**Directive**
Read through the data and report every line in which the word "ambre" occurs.

**Listing**
>> BEGIN

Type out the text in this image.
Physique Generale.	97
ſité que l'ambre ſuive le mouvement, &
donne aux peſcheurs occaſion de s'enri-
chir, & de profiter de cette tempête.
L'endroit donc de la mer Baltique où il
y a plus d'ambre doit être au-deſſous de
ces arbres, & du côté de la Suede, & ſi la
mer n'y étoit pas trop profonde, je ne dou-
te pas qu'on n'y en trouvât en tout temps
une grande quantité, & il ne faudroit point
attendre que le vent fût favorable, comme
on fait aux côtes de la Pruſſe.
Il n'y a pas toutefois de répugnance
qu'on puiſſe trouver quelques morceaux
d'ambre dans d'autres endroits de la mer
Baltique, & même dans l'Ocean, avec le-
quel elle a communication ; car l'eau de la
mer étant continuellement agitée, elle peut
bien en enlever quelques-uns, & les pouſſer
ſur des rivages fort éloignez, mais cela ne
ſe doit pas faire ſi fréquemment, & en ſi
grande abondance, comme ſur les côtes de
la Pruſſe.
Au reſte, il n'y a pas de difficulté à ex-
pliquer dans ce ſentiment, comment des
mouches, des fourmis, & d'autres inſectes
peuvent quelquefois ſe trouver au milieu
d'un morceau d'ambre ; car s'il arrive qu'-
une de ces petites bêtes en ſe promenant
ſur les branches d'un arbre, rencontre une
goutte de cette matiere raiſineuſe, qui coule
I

>> END

**Solution to the problem**
ſité que l'ambre ſuive le mouvement, &
y a plus d'ambre doit être au-deſſous de
d'ambre dans d'autres endroits de la mer
d'un morceau d'ambre ; car s'il arrive qu'-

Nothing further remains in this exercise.